(Items listed in a dataset)
----
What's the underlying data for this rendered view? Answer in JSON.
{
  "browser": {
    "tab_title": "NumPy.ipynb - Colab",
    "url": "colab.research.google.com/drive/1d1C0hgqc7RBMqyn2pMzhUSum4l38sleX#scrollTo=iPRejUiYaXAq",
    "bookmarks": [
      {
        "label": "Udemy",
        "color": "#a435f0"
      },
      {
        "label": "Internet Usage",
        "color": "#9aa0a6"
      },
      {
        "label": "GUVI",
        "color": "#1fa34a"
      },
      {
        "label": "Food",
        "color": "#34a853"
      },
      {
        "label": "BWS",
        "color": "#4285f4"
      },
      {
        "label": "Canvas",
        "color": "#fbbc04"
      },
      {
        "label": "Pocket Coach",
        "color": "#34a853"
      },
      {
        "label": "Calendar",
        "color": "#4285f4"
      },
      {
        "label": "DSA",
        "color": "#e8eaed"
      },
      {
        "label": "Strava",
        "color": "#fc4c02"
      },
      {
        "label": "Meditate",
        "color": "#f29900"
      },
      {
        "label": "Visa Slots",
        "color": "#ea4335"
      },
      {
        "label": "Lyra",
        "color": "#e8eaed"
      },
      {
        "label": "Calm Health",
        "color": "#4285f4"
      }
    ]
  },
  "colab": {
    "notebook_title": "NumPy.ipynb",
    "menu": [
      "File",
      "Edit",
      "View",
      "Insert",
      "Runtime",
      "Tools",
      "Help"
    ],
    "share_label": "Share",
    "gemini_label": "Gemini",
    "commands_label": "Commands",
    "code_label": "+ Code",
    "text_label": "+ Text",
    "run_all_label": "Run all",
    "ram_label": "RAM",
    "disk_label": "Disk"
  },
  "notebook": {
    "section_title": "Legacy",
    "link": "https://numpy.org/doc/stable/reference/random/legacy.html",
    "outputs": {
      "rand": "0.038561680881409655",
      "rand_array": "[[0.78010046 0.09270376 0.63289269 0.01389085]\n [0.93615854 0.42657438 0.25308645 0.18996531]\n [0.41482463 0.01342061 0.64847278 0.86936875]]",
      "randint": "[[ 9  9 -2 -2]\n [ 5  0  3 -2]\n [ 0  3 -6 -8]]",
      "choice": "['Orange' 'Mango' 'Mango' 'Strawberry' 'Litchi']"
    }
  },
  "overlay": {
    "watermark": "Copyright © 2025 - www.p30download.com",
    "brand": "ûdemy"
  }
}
----
### Stated goal
Search the records above for the string "ipynb". Copy every line that contains it.

### Finished exercise
    "tab_title": "NumPy.ipynb - Colab",
    "notebook_title": "NumPy.ipynb",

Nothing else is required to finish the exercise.